[Stored data entries]
◇ ◇ ◇
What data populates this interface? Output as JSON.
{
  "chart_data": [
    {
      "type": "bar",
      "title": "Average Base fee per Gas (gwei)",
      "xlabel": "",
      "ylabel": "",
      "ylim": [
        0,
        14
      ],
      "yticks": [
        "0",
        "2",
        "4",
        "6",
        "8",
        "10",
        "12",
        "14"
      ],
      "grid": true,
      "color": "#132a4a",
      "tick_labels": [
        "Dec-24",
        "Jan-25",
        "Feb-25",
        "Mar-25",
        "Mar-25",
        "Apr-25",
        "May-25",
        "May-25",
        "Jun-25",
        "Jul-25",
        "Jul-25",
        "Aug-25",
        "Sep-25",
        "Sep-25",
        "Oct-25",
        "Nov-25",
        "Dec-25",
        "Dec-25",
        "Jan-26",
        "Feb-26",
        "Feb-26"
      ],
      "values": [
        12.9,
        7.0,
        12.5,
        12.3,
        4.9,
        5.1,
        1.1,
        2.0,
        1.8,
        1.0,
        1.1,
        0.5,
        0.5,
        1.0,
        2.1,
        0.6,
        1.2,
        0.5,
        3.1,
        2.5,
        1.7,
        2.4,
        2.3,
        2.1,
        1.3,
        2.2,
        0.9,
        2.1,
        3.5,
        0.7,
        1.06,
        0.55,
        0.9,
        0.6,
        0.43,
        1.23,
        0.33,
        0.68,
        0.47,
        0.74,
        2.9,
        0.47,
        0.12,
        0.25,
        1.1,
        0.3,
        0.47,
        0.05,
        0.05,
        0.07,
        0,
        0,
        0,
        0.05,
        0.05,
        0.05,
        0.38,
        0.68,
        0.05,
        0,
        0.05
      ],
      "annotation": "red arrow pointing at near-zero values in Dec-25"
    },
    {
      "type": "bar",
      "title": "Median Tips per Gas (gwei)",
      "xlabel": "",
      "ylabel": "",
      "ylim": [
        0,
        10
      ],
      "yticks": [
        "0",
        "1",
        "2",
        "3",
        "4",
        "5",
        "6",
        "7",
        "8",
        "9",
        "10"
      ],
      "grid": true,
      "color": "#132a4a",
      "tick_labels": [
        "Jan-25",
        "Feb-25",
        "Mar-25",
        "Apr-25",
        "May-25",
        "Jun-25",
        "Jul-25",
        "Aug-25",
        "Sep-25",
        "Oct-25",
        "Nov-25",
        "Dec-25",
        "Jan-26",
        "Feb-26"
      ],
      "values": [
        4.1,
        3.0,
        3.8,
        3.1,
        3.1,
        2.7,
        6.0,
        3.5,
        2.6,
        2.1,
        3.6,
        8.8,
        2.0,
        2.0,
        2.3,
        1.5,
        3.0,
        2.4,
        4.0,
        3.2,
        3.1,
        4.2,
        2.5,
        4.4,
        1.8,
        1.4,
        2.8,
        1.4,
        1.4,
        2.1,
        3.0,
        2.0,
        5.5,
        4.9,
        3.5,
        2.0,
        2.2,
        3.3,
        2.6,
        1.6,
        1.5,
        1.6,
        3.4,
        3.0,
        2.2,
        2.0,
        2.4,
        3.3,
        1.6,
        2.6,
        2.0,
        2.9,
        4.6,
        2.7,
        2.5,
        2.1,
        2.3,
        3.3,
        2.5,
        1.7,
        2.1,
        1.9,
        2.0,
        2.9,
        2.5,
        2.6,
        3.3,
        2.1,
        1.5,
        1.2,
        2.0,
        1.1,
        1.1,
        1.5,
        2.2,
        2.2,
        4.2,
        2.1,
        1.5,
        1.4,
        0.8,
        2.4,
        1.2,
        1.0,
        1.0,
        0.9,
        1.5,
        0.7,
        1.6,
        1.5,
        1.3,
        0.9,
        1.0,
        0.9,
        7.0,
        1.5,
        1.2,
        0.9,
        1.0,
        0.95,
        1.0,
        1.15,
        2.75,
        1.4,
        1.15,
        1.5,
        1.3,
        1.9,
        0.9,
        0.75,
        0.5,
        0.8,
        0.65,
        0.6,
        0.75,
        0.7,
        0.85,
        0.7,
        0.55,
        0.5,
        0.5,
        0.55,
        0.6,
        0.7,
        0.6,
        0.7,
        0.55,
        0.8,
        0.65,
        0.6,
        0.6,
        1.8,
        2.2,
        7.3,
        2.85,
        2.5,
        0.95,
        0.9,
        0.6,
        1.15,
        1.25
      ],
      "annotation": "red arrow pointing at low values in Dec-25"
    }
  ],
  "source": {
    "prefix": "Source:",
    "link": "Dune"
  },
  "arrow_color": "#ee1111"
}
◇ ◇ ◇
OBJECTIVE:
Set all of the entries down again, exactly as they were given.

TASK ANSWER:
What data populates this interface? Output as JSON.
{
  "chart_data": [
    {
      "type": "bar",
      "title": "Average Base fee per Gas (gwei)",
      "xlabel": "",
      "ylabel": "",
      "ylim": [
        0,
        14
      ],
      "yticks": [
        "0",
        "2",
        "4",
        "6",
        "8",
        "10",
        "12",
        "14"
      ],
      "grid": true,
      "color": "#132a4a",
      "tick_labels": [
        "Dec-24",
        "Jan-25",
        "Feb-25",
        "Mar-25",
        "Mar-25",
        "Apr-25",
        "May-25",
        "May-25",
        "Jun-25",
        "Jul-25",
        "Jul-25",
        "Aug-25",
        "Sep-25",
        "Sep-25",
        "Oct-25",
        "Nov-25",
        "Dec-25",
        "Dec-25",
        "Jan-26",
        "Feb-26",
        "Feb-26"
      ],
      "values": [
        12.9,
        7.0,
        12.5,
        12.3,
        4.9,
        5.1,
        1.1,
        2.0,
        1.8,
        1.0,
        1.1,
        0.5,
        0.5,
        1.0,
        2.1,
        0.6,
        1.2,
        0.5,
        3.1,
        2.5,
        1.7,
        2.4,
        2.3,
        2.1,
        1.3,
        2.2,
        0.9,
        2.1,
        3.5,
        0.7,
        1.06,
        0.55,
        0.9,
        0.6,
        0.43,
        1.23,
        0.33,
        0.68,
        0.47,
        0.74,
        2.9,
        0.47,
        0.12,
        0.25,
        1.1,
        0.3,
        0.47,
        0.05,
        0.05,
        0.07,
        0,
        0,
        0,
        0.05,
        0.05,
        0.05,
        0.38,
        0.68,
        0.05,
        0,
        0.05
      ],
      "annotation": "red arrow pointing at near-zero values in Dec-25"
    },
    {
      "type": "bar",
      "title": "Median Tips per Gas (gwei)",
      "xlabel": "",
      "ylabel": "",
      "ylim": [
        0,
        10
      ],
      "yticks": [
        "0",
        "1",
        "2",
        "3",
        "4",
        "5",
        "6",
        "7",
        "8",
        "9",
        "10"
      ],
      "grid": true,
      "color": "#132a4a",
      "tick_labels": [
        "Jan-25",
        "Feb-25",
        "Mar-25",
        "Apr-25",
        "May-25",
        "Jun-25",
        "Jul-25",
        "Aug-25",
        "Sep-25",
        "Oct-25",
        "Nov-25",
        "Dec-25",
        "Jan-26",
        "Feb-26"
      ],
      "values": [
        4.1,
        3.0,
        3.8,
        3.1,
        3.1,
        2.7,
        6.0,
        3.5,
        2.6,
        2.1,
        3.6,
        8.8,
        2.0,
        2.0,
        2.3,
        1.5,
        3.0,
        2.4,
        4.0,
        3.2,
        3.1,
        4.2,
        2.5,
        4.4,
        1.8,
        1.4,
        2.8,
        1.4,
        1.4,
        2.1,
        3.0,
        2.0,
        5.5,
        4.9,
        3.5,
        2.0,
        2.2,
        3.3,
        2.6,
        1.6,
        1.5,
        1.6,
        3.4,
        3.0,
        2.2,
        2.0,
        2.4,
        3.3,
        1.6,
        2.6,
        2.0,
        2.9,
        4.6,
        2.7,
        2.5,
        2.1,
        2.3,
        3.3,
        2.5,
        1.7,
        2.1,
        1.9,
        2.0,
        2.9,
        2.5,
        2.6,
        3.3,
        2.1,
        1.5,
        1.2,
        2.0,
        1.1,
        1.1,
        1.5,
        2.2,
        2.2,
        4.2,
        2.1,
        1.5,
        1.4,
        0.8,
        2.4,
        1.2,
        1.0,
        1.0,
        0.9,
        1.5,
        0.7,
        1.6,
        1.5,
        1.3,
        0.9,
        1.0,
        0.9,
        7.0,
        1.5,
        1.2,
        0.9,
        1.0,
        0.95,
        1.0,
        1.15,
        2.75,
        1.4,
        1.15,
        1.5,
        1.3,
        1.9,
        0.9,
        0.75,
        0.5,
        0.8,
        0.65,
        0.6,
        0.75,
        0.7,
        0.85,
        0.7,
        0.55,
        0.5,
        0.5,
        0.55,
        0.6,
        0.7,
        0.6,
        0.7,
        0.55,
        0.8,
        0.65,
        0.6,
        0.6,
        1.8,
        2.2,
        7.3,
        2.85,
        2.5,
        0.95,
        0.9,
        0.6,
        1.15,
        1.25
      ],
      "annotation": "red arrow pointing at low values in Dec-25"
    }
  ],
  "source": {
    "prefix": "Source:",
    "link": "Dune"
  },
  "arrow_color": "#ee1111"
}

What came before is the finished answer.